## PROBLEM DESCRIPTION
Below is a listing. Gather each line of it that contains "направить".

## DATA SHOWN
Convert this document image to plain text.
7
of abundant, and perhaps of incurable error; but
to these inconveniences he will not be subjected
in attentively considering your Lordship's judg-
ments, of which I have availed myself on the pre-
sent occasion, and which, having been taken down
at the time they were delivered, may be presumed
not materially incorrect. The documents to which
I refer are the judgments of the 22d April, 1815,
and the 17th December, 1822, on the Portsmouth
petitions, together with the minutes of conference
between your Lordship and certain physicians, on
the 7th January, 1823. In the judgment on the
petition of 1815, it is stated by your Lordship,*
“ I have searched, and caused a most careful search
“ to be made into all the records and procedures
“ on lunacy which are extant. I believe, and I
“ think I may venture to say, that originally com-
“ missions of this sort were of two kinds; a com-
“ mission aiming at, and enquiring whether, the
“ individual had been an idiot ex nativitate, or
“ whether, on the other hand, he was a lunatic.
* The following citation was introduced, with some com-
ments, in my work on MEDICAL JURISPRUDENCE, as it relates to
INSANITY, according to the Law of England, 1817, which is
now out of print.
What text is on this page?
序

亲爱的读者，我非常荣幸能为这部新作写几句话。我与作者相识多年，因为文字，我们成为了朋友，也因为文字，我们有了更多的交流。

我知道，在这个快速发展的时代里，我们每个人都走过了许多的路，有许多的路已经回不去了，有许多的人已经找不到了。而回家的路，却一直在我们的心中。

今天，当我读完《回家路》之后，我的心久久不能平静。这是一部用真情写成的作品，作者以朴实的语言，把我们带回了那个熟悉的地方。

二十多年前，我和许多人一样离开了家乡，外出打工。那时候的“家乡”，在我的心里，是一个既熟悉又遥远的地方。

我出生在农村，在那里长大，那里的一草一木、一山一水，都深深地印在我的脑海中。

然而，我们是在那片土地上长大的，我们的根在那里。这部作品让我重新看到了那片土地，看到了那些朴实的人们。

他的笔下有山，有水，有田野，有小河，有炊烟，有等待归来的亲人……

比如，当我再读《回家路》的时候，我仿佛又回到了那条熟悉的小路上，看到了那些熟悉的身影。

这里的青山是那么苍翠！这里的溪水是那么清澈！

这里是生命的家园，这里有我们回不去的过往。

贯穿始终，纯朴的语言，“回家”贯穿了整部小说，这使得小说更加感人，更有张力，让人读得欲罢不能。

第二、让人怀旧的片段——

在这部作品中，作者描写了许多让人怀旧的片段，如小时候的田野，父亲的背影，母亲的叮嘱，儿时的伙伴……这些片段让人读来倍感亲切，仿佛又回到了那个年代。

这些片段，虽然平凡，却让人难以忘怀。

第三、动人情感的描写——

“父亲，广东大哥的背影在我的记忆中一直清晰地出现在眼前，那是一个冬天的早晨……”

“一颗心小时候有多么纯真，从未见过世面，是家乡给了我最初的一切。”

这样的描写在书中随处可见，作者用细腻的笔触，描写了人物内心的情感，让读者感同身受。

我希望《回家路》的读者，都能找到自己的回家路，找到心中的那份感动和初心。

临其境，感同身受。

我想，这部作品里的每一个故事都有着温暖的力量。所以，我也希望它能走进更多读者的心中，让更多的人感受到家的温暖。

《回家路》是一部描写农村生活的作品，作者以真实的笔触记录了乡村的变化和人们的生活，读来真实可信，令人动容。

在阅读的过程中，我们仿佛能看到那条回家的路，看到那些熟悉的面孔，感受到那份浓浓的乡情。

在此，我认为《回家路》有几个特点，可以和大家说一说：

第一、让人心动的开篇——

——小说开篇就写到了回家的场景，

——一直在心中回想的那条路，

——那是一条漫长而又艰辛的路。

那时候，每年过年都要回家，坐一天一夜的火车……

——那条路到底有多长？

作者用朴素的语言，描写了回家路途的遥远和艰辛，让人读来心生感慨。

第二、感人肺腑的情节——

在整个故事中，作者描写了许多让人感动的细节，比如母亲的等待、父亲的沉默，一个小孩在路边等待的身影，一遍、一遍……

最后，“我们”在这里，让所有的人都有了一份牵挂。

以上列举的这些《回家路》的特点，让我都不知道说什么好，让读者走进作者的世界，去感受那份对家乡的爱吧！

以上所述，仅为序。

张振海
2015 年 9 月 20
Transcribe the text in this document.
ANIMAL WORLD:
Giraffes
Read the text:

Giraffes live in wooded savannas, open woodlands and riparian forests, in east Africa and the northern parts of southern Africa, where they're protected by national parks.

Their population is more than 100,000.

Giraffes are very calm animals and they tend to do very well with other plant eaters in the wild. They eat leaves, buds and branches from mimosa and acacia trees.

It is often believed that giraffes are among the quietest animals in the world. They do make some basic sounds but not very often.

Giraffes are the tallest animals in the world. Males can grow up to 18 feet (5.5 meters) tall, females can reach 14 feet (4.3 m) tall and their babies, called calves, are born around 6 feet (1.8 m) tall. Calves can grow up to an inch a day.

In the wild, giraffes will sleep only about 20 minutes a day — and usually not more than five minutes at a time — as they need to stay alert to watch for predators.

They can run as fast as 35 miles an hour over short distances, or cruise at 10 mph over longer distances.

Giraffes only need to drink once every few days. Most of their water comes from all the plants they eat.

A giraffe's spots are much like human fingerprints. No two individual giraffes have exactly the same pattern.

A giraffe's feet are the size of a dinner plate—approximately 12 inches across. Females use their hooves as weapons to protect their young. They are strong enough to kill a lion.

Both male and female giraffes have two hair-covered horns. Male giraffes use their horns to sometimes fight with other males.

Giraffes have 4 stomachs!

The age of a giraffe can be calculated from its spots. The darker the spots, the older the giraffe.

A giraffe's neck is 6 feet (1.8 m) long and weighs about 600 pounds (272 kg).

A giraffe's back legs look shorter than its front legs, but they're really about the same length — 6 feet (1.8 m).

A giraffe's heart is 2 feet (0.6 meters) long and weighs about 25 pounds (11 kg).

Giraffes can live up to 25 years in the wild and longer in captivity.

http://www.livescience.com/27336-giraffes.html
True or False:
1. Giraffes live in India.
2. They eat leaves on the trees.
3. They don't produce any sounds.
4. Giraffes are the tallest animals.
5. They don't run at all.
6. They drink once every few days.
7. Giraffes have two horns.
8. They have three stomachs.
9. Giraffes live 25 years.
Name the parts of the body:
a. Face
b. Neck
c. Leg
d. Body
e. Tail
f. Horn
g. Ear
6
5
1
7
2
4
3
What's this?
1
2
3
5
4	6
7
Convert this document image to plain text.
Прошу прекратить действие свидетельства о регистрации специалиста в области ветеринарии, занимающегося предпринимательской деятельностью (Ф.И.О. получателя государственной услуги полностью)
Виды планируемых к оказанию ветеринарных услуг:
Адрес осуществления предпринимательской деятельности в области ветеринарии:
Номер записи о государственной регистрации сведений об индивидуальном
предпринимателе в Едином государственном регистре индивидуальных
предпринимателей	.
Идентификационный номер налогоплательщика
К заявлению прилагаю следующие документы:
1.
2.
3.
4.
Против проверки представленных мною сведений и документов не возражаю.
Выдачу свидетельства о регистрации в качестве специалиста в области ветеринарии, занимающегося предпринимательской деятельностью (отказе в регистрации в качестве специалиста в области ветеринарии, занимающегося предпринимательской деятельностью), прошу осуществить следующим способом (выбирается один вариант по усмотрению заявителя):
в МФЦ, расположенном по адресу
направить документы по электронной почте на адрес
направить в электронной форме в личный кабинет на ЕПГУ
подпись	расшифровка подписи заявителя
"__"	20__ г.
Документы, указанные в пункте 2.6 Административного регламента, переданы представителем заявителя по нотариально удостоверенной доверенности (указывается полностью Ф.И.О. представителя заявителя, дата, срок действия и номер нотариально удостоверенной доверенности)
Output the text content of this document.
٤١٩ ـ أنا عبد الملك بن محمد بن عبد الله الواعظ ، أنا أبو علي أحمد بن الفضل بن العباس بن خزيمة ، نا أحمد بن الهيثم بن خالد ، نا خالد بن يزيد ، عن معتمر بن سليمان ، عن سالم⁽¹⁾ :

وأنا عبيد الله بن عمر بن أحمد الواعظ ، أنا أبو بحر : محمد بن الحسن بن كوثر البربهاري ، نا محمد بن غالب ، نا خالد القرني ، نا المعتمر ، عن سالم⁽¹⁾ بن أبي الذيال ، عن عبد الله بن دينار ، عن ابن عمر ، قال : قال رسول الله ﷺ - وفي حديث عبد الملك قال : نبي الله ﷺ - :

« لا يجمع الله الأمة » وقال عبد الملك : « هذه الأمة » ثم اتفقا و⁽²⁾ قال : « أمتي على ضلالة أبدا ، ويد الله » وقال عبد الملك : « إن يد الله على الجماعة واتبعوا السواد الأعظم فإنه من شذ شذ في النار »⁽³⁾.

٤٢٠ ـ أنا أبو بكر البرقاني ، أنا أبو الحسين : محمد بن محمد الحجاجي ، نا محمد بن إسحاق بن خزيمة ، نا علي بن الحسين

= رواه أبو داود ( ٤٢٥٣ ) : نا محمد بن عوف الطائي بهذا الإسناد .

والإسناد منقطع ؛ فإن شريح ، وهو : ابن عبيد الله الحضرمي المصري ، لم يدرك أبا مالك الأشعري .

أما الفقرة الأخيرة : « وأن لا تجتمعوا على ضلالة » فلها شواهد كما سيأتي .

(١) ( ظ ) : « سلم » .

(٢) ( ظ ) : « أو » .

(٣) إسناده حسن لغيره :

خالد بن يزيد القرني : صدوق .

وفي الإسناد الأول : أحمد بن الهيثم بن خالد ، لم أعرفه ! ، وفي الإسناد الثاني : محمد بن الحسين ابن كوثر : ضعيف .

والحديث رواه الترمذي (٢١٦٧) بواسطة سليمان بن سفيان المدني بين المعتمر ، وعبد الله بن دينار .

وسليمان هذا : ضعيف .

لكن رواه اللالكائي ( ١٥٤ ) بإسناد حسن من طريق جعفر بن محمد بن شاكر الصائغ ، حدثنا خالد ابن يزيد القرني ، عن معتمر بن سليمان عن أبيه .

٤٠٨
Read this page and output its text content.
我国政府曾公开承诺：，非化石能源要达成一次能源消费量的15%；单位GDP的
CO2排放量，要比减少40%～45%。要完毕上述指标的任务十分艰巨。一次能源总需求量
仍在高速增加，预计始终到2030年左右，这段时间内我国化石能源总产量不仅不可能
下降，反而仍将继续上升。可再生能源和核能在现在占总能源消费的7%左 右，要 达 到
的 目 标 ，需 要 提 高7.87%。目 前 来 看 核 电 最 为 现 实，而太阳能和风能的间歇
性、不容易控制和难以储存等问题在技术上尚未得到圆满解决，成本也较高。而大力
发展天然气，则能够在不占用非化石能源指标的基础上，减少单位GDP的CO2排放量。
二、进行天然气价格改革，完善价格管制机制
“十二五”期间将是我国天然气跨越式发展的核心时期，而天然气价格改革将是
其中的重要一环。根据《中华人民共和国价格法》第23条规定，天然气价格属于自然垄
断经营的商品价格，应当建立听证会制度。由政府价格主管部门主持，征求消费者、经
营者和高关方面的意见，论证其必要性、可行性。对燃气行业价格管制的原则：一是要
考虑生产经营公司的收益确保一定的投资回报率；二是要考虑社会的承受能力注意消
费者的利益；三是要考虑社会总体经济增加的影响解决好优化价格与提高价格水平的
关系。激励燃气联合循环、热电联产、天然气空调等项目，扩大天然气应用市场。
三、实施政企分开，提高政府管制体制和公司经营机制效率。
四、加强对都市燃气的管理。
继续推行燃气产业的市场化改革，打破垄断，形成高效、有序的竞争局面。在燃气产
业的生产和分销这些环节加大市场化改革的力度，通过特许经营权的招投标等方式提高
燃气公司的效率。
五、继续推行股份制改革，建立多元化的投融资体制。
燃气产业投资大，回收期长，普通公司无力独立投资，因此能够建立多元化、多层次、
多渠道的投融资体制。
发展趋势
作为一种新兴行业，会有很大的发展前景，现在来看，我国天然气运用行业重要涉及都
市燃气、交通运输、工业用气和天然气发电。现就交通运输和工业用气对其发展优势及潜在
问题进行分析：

## TASK ANSWER
направить документы по электронной почте на адрес
направить в электронной форме в личный кабинет на ЕПГУ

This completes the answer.